─── Provided data ───
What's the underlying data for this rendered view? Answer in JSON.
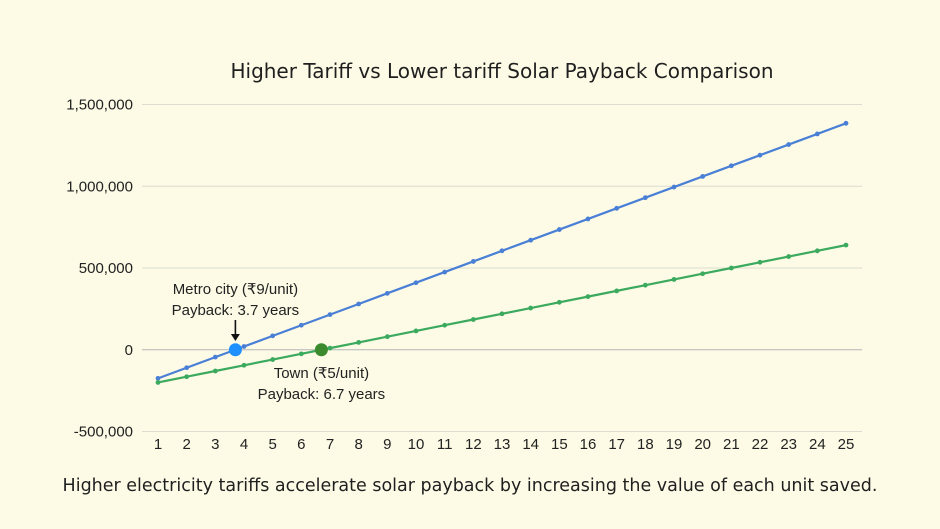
{
  "chart_data": {
    "type": "line",
    "title": "Higher Tariff vs Lower tariff Solar Payback Comparison",
    "xlabel": "",
    "ylabel": "",
    "x": [
      1,
      2,
      3,
      4,
      5,
      6,
      7,
      8,
      9,
      10,
      11,
      12,
      13,
      14,
      15,
      16,
      17,
      18,
      19,
      20,
      21,
      22,
      23,
      24,
      25
    ],
    "xlim": [
      1,
      25
    ],
    "ylim": [
      -500000,
      1500000
    ],
    "yticks": [
      -500000,
      0,
      500000,
      1000000,
      1500000
    ],
    "ytick_labels": [
      "-500,000",
      "0",
      "500,000",
      "1,000,000",
      "1,500,000"
    ],
    "grid": true,
    "legend": "none",
    "series": [
      {
        "name": "",
        "color": "#4A7FD6",
        "values": [
          -175000,
          -110000,
          -45000,
          20000,
          85000,
          150000,
          215000,
          280000,
          345000,
          410000,
          475000,
          540000,
          605000,
          670000,
          735000,
          800000,
          865000,
          930000,
          995000,
          1060000,
          1125000,
          1190000,
          1255000,
          1320000,
          1385000
        ]
      },
      {
        "name": "",
        "color": "#3BAA5E",
        "values": [
          -200000,
          -165000,
          -130000,
          -95000,
          -60000,
          -25000,
          10000,
          45000,
          80000,
          115000,
          150000,
          185000,
          220000,
          255000,
          290000,
          325000,
          360000,
          395000,
          430000,
          465000,
          500000,
          535000,
          570000,
          605000,
          640000
        ]
      }
    ],
    "annotations": [
      {
        "lines": [
          "Metro city (₹9/unit)",
          "Payback: 3.7 years"
        ],
        "x": 3.7,
        "y": 0,
        "marker_color": "#1E90FF",
        "arrow": true
      },
      {
        "lines": [
          "Town (₹5/unit)",
          "Payback: 6.7 years"
        ],
        "x": 6.7,
        "y": 0,
        "marker_color": "#3C8A2E",
        "arrow": false
      }
    ],
    "caption": "Higher electricity tariffs accelerate solar payback by increasing the value of each unit saved."
  }
}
───
> **Required work**
From the listing, extract all text exactly as given and drop any picture.

> **Solved exercise**
What's the underlying data for this rendered view? Answer in JSON.
{
  "chart_data": {
    "type": "line",
    "title": "Higher Tariff vs Lower tariff Solar Payback Comparison",
    "xlabel": "",
    "ylabel": "",
    "x": [
      1,
      2,
      3,
      4,
      5,
      6,
      7,
      8,
      9,
      10,
      11,
      12,
      13,
      14,
      15,
      16,
      17,
      18,
      19,
      20,
      21,
      22,
      23,
      24,
      25
    ],
    "xlim": [
      1,
      25
    ],
    "ylim": [
      -500000,
      1500000
    ],
    "yticks": [
      -500000,
      0,
      500000,
      1000000,
      1500000
    ],
    "ytick_labels": [
      "-500,000",
      "0",
      "500,000",
      "1,000,000",
      "1,500,000"
    ],
    "grid": true,
    "legend": "none",
    "series": [
      {
        "name": "",
        "color": "#4A7FD6",
        "values": [
          -175000,
          -110000,
          -45000,
          20000,
          85000,
          150000,
          215000,
          280000,
          345000,
          410000,
          475000,
          540000,
          605000,
          670000,
          735000,
          800000,
          865000,
          930000,
          995000,
          1060000,
          1125000,
          1190000,
          1255000,
          1320000,
          1385000
        ]
      },
      {
        "name": "",
        "color": "#3BAA5E",
        "values": [
          -200000,
          -165000,
          -130000,
          -95000,
          -60000,
          -25000,
          10000,
          45000,
          80000,
          115000,
          150000,
          185000,
          220000,
          255000,
          290000,
          325000,
          360000,
          395000,
          430000,
          465000,
          500000,
          535000,
          570000,
          605000,
          640000
        ]
      }
    ],
    "annotations": [
      {
        "lines": [
          "Metro city (₹9/unit)",
          "Payback: 3.7 years"
        ],
        "x": 3.7,
        "y": 0,
        "marker_color": "#1E90FF",
        "arrow": true
      },
      {
        "lines": [
          "Town (₹5/unit)",
          "Payback: 6.7 years"
        ],
        "x": 6.7,
        "y": 0,
        "marker_color": "#3C8A2E",
        "arrow": false
      }
    ],
    "caption": "Higher electricity tariffs accelerate solar payback by increasing the value of each unit saved."
  }
}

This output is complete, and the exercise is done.